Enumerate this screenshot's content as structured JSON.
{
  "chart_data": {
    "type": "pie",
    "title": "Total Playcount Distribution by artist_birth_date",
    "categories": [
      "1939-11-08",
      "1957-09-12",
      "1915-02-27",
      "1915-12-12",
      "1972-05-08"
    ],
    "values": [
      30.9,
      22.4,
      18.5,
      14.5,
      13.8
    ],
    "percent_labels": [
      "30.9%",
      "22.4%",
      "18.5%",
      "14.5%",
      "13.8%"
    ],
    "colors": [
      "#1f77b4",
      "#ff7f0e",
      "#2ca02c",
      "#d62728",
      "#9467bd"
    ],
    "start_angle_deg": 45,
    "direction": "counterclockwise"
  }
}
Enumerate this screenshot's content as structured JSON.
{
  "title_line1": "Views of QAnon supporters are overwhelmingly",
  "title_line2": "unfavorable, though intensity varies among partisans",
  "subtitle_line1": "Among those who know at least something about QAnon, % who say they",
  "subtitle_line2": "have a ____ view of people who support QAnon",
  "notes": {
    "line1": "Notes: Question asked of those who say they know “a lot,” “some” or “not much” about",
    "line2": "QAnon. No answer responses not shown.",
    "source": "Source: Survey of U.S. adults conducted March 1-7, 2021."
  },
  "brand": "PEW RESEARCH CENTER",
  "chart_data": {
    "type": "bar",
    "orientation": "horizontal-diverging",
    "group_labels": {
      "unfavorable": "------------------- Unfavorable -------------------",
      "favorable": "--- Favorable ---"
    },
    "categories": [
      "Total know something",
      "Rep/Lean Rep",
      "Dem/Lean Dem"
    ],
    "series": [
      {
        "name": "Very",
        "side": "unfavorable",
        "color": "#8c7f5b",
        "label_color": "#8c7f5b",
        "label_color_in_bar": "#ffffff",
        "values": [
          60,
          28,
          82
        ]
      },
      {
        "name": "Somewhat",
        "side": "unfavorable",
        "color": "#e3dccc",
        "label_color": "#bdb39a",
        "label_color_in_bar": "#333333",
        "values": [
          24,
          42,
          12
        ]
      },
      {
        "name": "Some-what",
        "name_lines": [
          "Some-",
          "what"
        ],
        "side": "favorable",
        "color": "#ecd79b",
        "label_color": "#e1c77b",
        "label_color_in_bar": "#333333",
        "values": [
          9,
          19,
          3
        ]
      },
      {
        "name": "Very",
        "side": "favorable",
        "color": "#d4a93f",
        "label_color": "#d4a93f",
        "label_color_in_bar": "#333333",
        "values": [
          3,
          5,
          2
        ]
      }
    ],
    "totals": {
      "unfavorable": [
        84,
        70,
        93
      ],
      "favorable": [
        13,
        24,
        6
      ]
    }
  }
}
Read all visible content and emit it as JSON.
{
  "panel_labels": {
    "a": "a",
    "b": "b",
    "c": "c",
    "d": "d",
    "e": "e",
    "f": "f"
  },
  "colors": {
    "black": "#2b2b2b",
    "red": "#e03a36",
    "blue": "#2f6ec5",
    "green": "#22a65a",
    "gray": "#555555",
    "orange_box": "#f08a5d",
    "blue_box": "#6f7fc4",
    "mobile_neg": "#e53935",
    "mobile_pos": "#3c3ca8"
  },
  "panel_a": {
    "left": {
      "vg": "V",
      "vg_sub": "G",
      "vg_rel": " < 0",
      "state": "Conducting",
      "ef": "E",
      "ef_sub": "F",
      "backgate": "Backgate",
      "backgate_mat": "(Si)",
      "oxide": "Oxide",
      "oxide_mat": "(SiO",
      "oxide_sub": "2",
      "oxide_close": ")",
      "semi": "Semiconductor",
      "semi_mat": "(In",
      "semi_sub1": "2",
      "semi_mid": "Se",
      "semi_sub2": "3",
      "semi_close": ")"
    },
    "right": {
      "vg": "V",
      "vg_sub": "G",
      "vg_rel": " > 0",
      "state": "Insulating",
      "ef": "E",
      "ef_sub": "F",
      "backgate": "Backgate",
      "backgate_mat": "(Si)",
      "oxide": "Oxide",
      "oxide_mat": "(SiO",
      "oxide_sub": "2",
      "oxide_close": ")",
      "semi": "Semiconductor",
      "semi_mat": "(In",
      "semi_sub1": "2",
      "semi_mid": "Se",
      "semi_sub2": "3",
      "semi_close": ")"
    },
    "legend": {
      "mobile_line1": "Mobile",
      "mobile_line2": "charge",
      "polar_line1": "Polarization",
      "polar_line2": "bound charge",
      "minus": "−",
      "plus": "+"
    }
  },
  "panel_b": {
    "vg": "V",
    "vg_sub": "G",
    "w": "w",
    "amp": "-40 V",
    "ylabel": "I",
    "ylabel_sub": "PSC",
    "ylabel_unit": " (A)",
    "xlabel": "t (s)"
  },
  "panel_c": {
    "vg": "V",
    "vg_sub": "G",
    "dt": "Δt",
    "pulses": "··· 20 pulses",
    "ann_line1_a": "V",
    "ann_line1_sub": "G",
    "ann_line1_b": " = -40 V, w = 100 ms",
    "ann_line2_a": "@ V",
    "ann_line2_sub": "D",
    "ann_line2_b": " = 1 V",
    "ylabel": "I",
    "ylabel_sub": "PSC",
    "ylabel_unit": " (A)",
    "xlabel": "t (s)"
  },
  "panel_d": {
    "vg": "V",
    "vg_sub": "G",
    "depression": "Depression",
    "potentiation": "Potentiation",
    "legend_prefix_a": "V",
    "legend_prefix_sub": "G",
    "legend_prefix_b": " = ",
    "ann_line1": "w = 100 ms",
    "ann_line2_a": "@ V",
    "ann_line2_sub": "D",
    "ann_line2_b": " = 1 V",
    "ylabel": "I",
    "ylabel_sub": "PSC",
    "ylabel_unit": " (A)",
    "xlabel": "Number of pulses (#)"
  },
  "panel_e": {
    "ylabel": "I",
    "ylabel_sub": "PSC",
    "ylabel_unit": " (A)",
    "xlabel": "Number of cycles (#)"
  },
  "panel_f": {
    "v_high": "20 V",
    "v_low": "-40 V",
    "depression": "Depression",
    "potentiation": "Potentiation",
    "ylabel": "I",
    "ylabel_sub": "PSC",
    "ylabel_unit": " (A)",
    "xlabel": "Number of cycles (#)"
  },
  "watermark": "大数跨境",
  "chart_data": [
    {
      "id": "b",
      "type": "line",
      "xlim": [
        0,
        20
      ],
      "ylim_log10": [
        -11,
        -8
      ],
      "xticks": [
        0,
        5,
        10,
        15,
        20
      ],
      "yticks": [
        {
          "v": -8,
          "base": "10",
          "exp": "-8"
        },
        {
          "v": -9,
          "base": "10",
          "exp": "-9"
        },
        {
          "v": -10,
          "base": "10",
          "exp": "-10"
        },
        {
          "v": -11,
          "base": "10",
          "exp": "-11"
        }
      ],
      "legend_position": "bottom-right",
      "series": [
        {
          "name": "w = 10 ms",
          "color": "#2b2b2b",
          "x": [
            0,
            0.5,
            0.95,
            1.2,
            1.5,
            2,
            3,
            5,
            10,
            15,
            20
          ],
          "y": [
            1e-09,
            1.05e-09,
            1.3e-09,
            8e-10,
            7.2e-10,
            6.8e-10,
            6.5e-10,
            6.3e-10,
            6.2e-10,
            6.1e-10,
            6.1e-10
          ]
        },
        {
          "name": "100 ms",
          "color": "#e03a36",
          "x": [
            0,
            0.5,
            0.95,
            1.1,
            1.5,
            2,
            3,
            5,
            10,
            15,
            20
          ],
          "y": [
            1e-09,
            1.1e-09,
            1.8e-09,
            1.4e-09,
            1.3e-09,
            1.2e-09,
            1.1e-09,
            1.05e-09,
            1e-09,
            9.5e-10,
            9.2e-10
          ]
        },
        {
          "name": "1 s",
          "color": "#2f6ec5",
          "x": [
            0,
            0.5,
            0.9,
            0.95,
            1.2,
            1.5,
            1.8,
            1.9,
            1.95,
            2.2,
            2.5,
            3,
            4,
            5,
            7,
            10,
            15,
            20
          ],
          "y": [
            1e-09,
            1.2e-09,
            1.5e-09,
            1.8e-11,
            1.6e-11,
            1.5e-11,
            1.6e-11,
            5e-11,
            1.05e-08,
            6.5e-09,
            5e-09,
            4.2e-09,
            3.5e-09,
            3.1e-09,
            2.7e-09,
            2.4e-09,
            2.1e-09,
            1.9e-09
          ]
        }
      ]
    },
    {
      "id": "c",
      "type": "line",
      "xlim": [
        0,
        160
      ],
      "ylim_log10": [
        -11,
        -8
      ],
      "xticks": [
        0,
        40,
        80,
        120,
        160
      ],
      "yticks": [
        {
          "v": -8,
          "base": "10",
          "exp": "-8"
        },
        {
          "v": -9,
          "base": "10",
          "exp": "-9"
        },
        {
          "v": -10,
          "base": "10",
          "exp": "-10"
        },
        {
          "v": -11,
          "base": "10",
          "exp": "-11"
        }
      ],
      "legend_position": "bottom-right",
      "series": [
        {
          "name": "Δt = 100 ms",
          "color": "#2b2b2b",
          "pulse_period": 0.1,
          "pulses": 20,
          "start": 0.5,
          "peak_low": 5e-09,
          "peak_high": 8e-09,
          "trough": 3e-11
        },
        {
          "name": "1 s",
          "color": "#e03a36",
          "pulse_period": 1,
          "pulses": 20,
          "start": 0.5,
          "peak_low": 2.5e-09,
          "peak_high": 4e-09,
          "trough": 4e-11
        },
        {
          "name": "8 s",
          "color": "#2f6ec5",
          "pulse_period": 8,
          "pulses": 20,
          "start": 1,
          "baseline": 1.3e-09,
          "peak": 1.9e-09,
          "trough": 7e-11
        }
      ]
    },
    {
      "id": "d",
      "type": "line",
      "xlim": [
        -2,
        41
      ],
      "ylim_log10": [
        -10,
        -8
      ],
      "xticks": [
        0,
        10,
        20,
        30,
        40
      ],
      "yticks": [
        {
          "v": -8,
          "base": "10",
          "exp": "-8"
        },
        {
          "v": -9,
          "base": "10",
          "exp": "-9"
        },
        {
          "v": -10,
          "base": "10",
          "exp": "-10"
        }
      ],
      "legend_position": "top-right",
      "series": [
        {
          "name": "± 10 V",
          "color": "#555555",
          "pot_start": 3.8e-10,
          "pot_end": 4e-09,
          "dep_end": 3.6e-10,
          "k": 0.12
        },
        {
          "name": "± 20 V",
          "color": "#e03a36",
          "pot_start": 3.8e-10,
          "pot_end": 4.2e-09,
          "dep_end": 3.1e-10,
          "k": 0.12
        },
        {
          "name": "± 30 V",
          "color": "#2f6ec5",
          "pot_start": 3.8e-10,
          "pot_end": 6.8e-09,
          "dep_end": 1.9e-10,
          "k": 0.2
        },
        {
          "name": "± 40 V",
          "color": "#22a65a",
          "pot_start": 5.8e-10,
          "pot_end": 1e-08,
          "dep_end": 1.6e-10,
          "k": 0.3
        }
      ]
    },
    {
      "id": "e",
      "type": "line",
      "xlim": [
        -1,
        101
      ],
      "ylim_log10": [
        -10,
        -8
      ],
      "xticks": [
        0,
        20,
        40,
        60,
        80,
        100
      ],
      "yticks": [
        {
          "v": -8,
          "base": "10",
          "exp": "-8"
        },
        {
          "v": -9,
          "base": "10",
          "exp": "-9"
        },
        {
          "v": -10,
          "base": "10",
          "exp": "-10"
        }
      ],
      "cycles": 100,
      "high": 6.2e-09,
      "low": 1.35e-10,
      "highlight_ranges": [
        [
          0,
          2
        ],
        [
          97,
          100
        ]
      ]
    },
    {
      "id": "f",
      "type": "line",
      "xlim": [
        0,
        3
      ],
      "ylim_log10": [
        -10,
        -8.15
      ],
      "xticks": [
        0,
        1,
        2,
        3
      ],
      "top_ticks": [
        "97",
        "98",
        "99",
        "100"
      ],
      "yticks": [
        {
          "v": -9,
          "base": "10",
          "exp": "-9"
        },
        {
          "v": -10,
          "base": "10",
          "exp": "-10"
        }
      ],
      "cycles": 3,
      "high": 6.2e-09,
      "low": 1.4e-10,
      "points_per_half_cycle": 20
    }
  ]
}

□ □ □ □ □

# EXERCISE
Say how many lines above contain the string "cycles". Answer with the number only.

# IN RESPONSE
4